Work required:
Retype the records below word for word and omit any image.

Dataset entries:

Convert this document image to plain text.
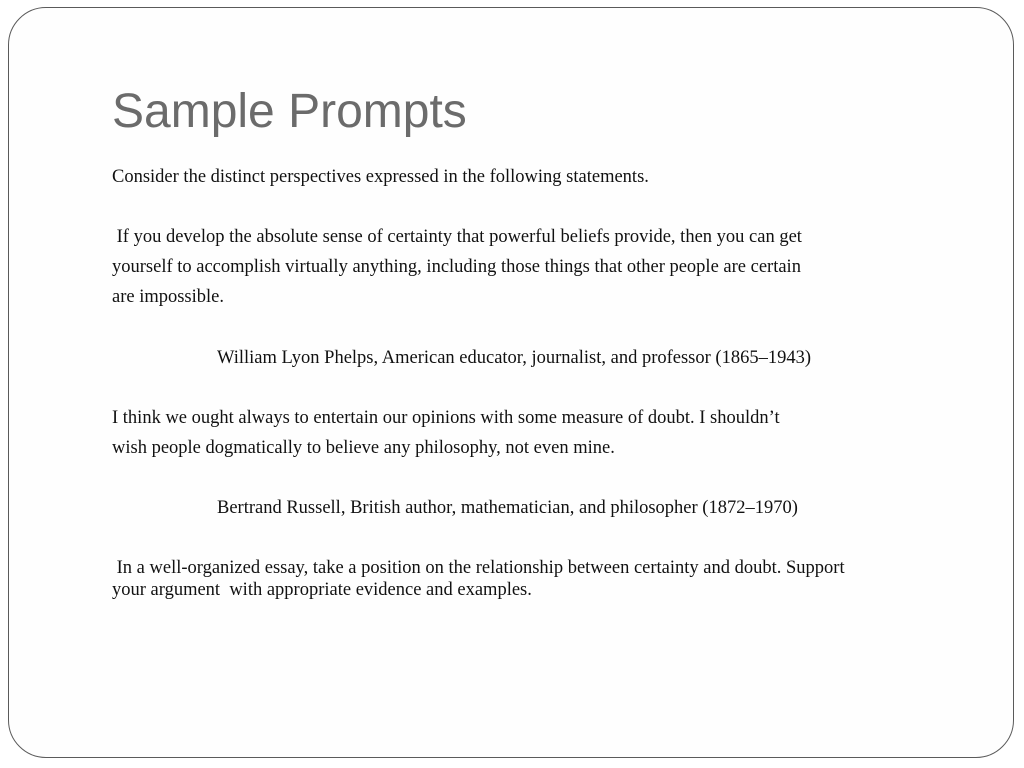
Sample Prompts
Consider the distinct perspectives expressed in the following statements.
If you develop the absolute sense of certainty that powerful beliefs provide, then you can get
yourself to accomplish virtually anything, including those things that other people are certain
are impossible.
William Lyon Phelps, American educator, journalist, and professor (1865–1943)
I think we ought always to entertain our opinions with some measure of doubt. I shouldn’t
wish people dogmatically to believe any philosophy, not even mine.
Bertrand Russell, British author, mathematician, and philosopher (1872–1970)
In a well-organized essay, take a position on the relationship between certainty and doubt. Support
your argument  with appropriate evidence and examples.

Exercise output:
Convert this document image to plain text.
Sample Prompts
Consider the distinct perspectives expressed in the following statements.
If you develop the absolute sense of certainty that powerful beliefs provide, then you can get
yourself to accomplish virtually anything, including those things that other people are certain
are impossible.
William Lyon Phelps, American educator, journalist, and professor (1865–1943)
I think we ought always to entertain our opinions with some measure of doubt. I shouldn’t
wish people dogmatically to believe any philosophy, not even mine.
Bertrand Russell, British author, mathematician, and philosopher (1872–1970)
In a well-organized essay, take a position on the relationship between certainty and doubt. Support
your argument  with appropriate evidence and examples.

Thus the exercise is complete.